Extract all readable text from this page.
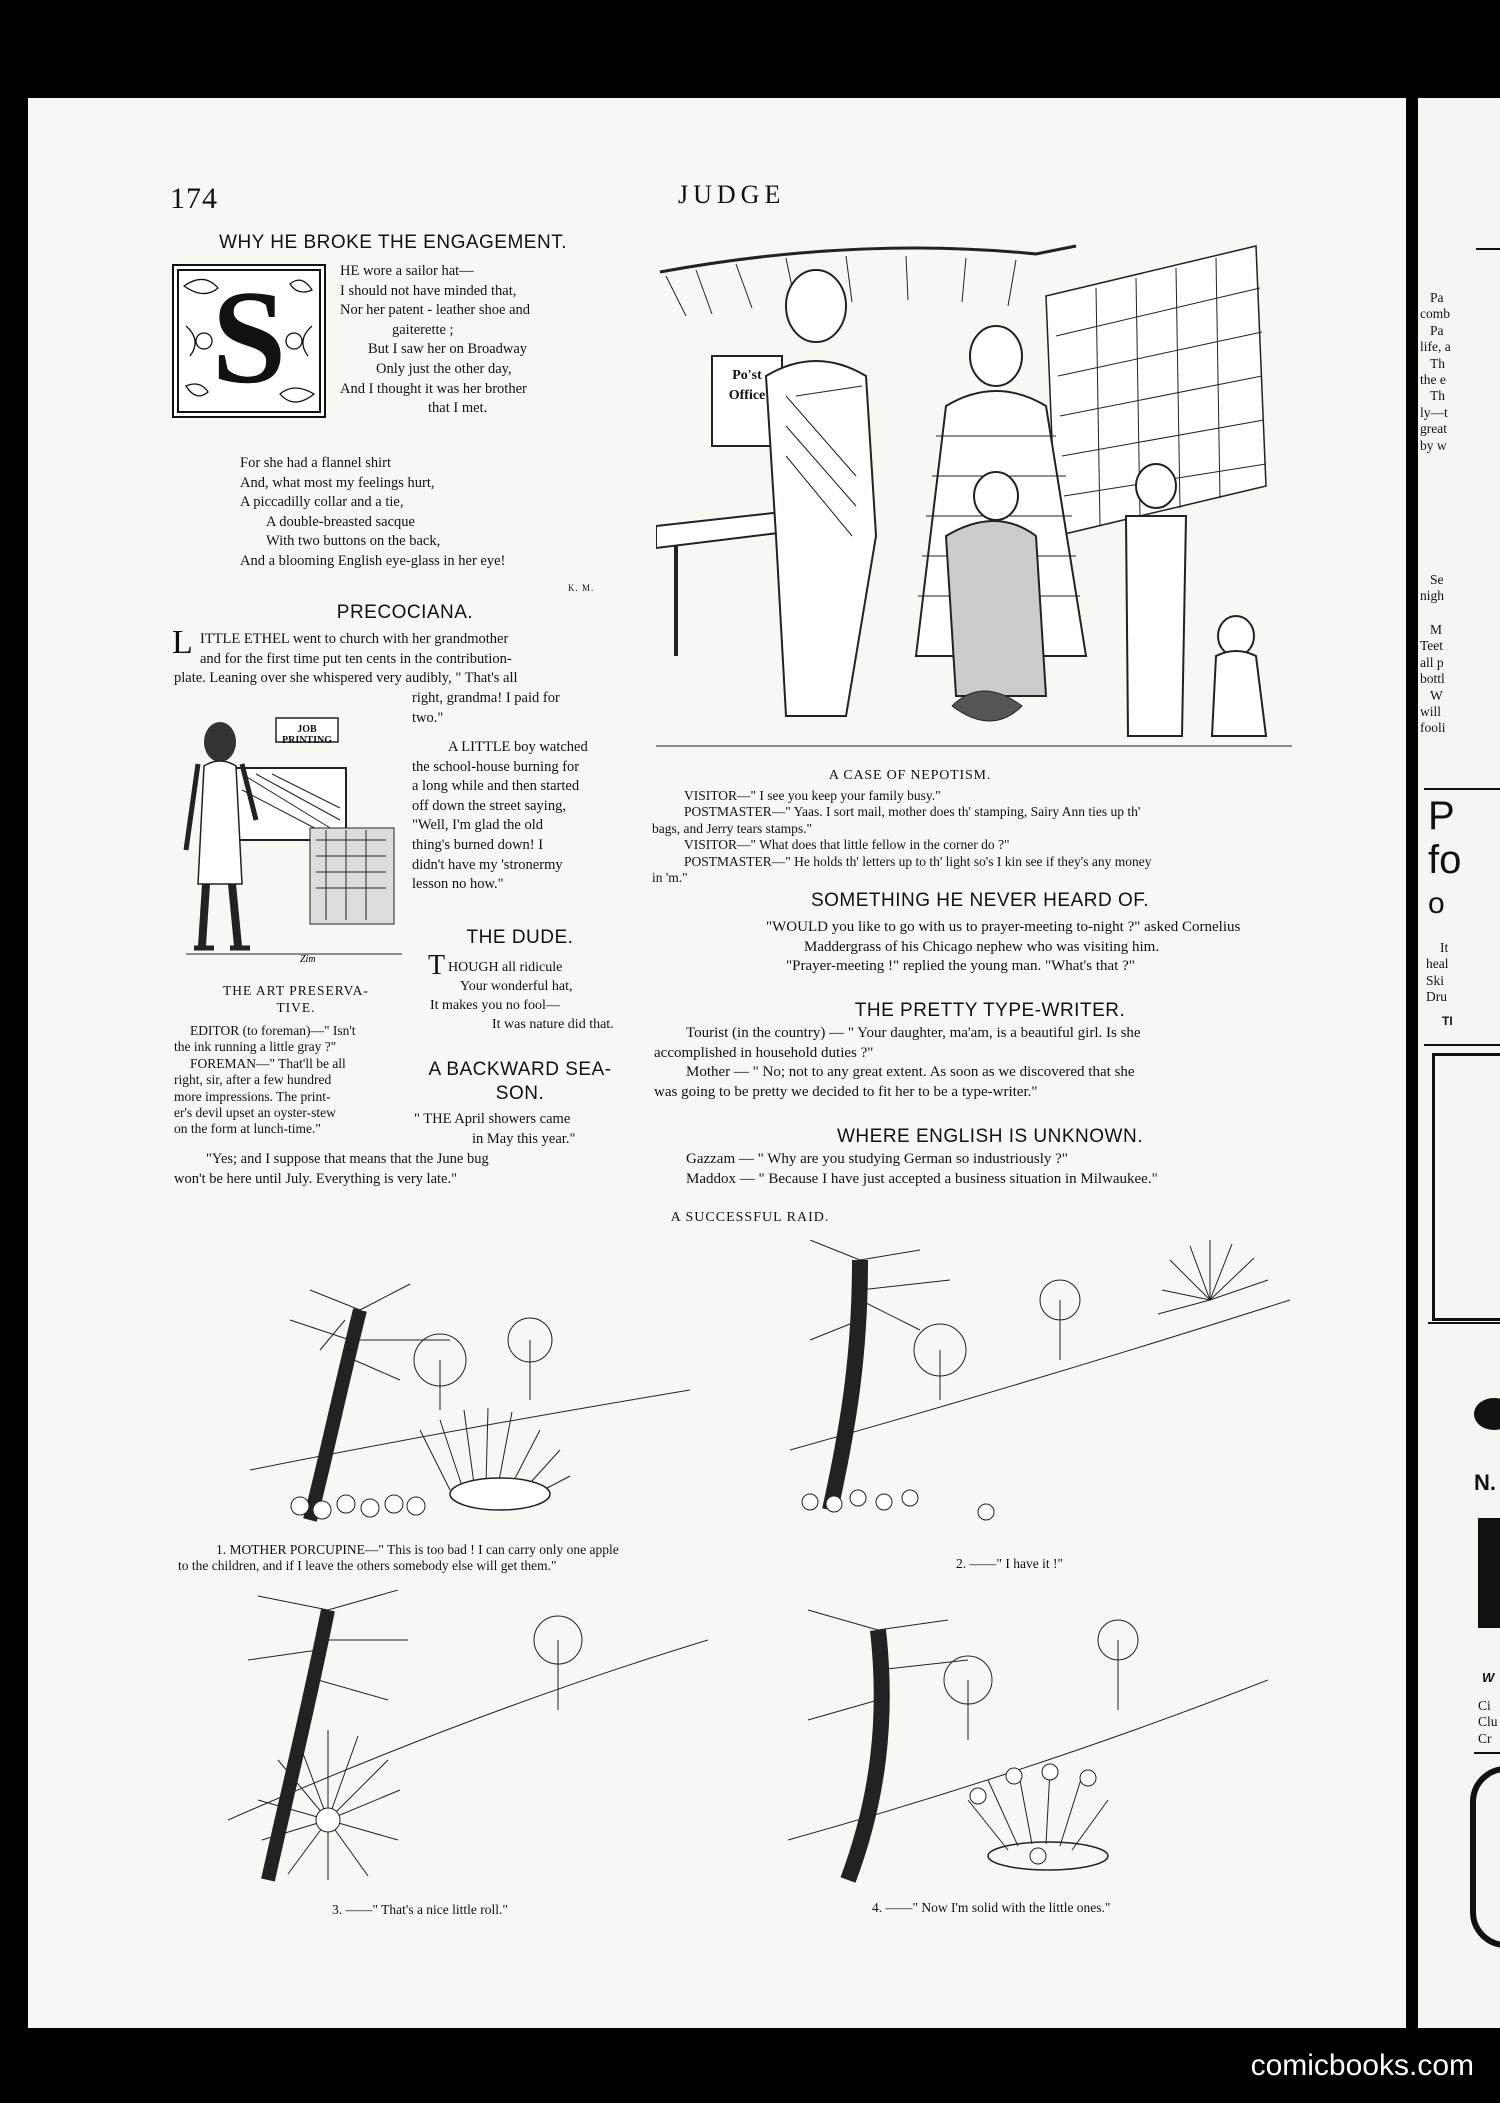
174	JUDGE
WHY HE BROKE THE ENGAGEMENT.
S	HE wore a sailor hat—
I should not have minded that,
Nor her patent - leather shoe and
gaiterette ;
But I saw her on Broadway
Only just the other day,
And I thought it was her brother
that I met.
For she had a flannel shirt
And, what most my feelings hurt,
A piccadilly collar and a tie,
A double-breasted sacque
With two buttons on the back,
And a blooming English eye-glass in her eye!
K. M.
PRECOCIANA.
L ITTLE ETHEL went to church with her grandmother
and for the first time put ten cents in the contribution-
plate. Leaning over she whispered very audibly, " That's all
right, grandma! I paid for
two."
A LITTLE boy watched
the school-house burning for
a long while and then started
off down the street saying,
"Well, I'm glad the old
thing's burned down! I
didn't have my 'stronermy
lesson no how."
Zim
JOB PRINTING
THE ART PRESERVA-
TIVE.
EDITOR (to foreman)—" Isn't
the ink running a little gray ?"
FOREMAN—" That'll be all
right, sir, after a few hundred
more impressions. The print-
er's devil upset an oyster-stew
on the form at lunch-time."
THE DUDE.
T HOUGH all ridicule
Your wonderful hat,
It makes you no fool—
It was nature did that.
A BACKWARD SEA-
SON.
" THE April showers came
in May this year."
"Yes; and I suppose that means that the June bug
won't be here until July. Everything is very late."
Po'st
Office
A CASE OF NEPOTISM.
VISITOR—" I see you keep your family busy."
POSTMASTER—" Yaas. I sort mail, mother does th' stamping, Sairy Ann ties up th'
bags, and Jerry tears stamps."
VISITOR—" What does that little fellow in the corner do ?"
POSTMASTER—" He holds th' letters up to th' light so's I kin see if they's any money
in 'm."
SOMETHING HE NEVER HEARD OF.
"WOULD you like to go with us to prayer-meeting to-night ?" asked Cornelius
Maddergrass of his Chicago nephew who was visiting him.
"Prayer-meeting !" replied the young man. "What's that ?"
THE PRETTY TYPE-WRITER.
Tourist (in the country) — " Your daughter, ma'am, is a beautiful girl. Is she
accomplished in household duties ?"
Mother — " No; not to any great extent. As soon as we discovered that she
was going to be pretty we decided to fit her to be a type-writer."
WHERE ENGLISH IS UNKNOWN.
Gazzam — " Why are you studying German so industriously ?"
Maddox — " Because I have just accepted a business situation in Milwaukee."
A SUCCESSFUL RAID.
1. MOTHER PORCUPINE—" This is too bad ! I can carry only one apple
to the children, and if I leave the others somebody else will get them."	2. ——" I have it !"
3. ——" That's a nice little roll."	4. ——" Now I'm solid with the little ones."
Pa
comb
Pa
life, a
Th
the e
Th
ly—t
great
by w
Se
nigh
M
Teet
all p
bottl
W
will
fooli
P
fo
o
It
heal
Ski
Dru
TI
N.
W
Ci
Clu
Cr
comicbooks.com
===============
→ Exercise
Can the entries above be repeated exactly, without their pictures?

→ Solution to this task
Extract all readable text from this page.
174	JUDGE
WHY HE BROKE THE ENGAGEMENT.
S	HE wore a sailor hat—
I should not have minded that,
Nor her patent - leather shoe and
gaiterette ;
But I saw her on Broadway
Only just the other day,
And I thought it was her brother
that I met.
For she had a flannel shirt
And, what most my feelings hurt,
A piccadilly collar and a tie,
A double-breasted sacque
With two buttons on the back,
And a blooming English eye-glass in her eye!
K. M.
PRECOCIANA.
L ITTLE ETHEL went to church with her grandmother
and for the first time put ten cents in the contribution-
plate. Leaning over she whispered very audibly, " That's all
right, grandma! I paid for
two."
A LITTLE boy watched
the school-house burning for
a long while and then started
off down the street saying,
"Well, I'm glad the old
thing's burned down! I
didn't have my 'stronermy
lesson no how."
Zim
JOB PRINTING
THE ART PRESERVA-
TIVE.
EDITOR (to foreman)—" Isn't
the ink running a little gray ?"
FOREMAN—" That'll be all
right, sir, after a few hundred
more impressions. The print-
er's devil upset an oyster-stew
on the form at lunch-time."
THE DUDE.
T HOUGH all ridicule
Your wonderful hat,
It makes you no fool—
It was nature did that.
A BACKWARD SEA-
SON.
" THE April showers came
in May this year."
"Yes; and I suppose that means that the June bug
won't be here until July. Everything is very late."
Po'st
Office
A CASE OF NEPOTISM.
VISITOR—" I see you keep your family busy."
POSTMASTER—" Yaas. I sort mail, mother does th' stamping, Sairy Ann ties up th'
bags, and Jerry tears stamps."
VISITOR—" What does that little fellow in the corner do ?"
POSTMASTER—" He holds th' letters up to th' light so's I kin see if they's any money
in 'm."
SOMETHING HE NEVER HEARD OF.
"WOULD you like to go with us to prayer-meeting to-night ?" asked Cornelius
Maddergrass of his Chicago nephew who was visiting him.
"Prayer-meeting !" replied the young man. "What's that ?"
THE PRETTY TYPE-WRITER.
Tourist (in the country) — " Your daughter, ma'am, is a beautiful girl. Is she
accomplished in household duties ?"
Mother — " No; not to any great extent. As soon as we discovered that she
was going to be pretty we decided to fit her to be a type-writer."
WHERE ENGLISH IS UNKNOWN.
Gazzam — " Why are you studying German so industriously ?"
Maddox — " Because I have just accepted a business situation in Milwaukee."
A SUCCESSFUL RAID.
1. MOTHER PORCUPINE—" This is too bad ! I can carry only one apple
to the children, and if I leave the others somebody else will get them."	2. ——" I have it !"
3. ——" That's a nice little roll."	4. ——" Now I'm solid with the little ones."
Pa
comb
Pa
life, a
Th
the e
Th
ly—t
great
by w
Se
nigh
M
Teet
all p
bottl
W
will
fooli
P
fo
o
It
heal
Ski
Dru
TI
N.
W
Ci
Clu
Cr
comicbooks.com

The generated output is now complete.